* **Set exercise**: Reproduce every one of the entries below line for line, without altering any character.

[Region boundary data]
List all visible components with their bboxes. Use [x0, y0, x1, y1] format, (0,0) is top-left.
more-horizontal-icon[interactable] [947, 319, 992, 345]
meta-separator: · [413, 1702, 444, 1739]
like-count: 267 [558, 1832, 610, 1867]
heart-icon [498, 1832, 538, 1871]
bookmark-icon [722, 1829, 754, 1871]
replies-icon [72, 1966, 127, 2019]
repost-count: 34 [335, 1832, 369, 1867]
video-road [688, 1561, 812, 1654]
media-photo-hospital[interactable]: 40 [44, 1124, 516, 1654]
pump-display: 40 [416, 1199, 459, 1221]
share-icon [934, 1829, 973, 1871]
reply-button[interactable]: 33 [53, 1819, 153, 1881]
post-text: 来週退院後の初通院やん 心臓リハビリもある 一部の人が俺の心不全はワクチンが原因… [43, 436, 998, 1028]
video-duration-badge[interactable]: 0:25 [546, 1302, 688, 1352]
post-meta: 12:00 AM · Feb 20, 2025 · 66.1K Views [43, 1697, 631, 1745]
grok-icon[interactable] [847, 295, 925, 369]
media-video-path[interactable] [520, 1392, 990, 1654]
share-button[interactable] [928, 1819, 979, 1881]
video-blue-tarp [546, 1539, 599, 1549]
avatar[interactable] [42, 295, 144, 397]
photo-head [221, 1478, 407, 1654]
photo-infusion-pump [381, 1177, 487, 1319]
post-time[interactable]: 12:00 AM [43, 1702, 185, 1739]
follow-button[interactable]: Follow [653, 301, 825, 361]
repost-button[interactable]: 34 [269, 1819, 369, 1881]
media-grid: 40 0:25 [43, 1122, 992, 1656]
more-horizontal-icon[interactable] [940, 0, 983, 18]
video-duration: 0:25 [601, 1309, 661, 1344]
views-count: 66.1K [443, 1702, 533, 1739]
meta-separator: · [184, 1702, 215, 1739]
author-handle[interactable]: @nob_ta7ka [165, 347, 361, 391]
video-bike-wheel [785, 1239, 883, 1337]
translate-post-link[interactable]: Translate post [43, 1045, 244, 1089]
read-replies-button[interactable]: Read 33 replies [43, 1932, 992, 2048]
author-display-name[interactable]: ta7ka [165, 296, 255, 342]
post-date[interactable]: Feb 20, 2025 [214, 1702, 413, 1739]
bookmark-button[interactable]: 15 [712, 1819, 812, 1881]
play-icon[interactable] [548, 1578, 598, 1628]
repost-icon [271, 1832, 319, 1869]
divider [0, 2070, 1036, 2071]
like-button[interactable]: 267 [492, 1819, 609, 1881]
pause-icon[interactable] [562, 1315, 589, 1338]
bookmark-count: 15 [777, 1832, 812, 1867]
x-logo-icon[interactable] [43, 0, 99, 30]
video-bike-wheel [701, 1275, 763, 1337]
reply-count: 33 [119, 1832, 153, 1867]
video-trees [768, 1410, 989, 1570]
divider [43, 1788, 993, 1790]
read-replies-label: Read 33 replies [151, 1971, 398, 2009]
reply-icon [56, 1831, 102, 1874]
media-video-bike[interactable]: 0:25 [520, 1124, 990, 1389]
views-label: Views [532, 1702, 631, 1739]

* **The response**:
List all visible components with their bboxes. Use [x0, y0, x1, y1] format, (0,0) is top-left.
more-horizontal-icon[interactable] [947, 319, 992, 345]
meta-separator: · [413, 1702, 444, 1739]
like-count: 267 [558, 1832, 610, 1867]
heart-icon [498, 1832, 538, 1871]
bookmark-icon [722, 1829, 754, 1871]
replies-icon [72, 1966, 127, 2019]
repost-count: 34 [335, 1832, 369, 1867]
video-road [688, 1561, 812, 1654]
media-photo-hospital[interactable]: 40 [44, 1124, 516, 1654]
pump-display: 40 [416, 1199, 459, 1221]
share-icon [934, 1829, 973, 1871]
reply-button[interactable]: 33 [53, 1819, 153, 1881]
post-text: 来週退院後の初通院やん 心臓リハビリもある 一部の人が俺の心不全はワクチンが原因… [43, 436, 998, 1028]
video-duration-badge[interactable]: 0:25 [546, 1302, 688, 1352]
post-meta: 12:00 AM · Feb 20, 2025 · 66.1K Views [43, 1697, 631, 1745]
grok-icon[interactable] [847, 295, 925, 369]
media-video-path[interactable] [520, 1392, 990, 1654]
share-button[interactable] [928, 1819, 979, 1881]
video-blue-tarp [546, 1539, 599, 1549]
avatar[interactable] [42, 295, 144, 397]
photo-head [221, 1478, 407, 1654]
photo-infusion-pump [381, 1177, 487, 1319]
post-time[interactable]: 12:00 AM [43, 1702, 185, 1739]
follow-button[interactable]: Follow [653, 301, 825, 361]
repost-button[interactable]: 34 [269, 1819, 369, 1881]
media-grid: 40 0:25 [43, 1122, 992, 1656]
more-horizontal-icon[interactable] [940, 0, 983, 18]
video-duration: 0:25 [601, 1309, 661, 1344]
views-count: 66.1K [443, 1702, 533, 1739]
meta-separator: · [184, 1702, 215, 1739]
author-handle[interactable]: @nob_ta7ka [165, 347, 361, 391]
video-bike-wheel [785, 1239, 883, 1337]
translate-post-link[interactable]: Translate post [43, 1045, 244, 1089]
read-replies-button[interactable]: Read 33 replies [43, 1932, 992, 2048]
author-display-name[interactable]: ta7ka [165, 296, 255, 342]
post-date[interactable]: Feb 20, 2025 [214, 1702, 413, 1739]
bookmark-button[interactable]: 15 [712, 1819, 812, 1881]
play-icon[interactable] [548, 1578, 598, 1628]
repost-icon [271, 1832, 319, 1869]
divider [0, 2070, 1036, 2071]
like-button[interactable]: 267 [492, 1819, 609, 1881]
pause-icon[interactable] [562, 1315, 589, 1338]
bookmark-count: 15 [777, 1832, 812, 1867]
x-logo-icon[interactable] [43, 0, 99, 30]
video-bike-wheel [701, 1275, 763, 1337]
reply-count: 33 [119, 1832, 153, 1867]
video-trees [768, 1410, 989, 1570]
divider [43, 1788, 993, 1790]
read-replies-label: Read 33 replies [151, 1971, 398, 2009]
reply-icon [56, 1831, 102, 1874]
media-video-bike[interactable]: 0:25 [520, 1124, 990, 1389]
views-label: Views [532, 1702, 631, 1739]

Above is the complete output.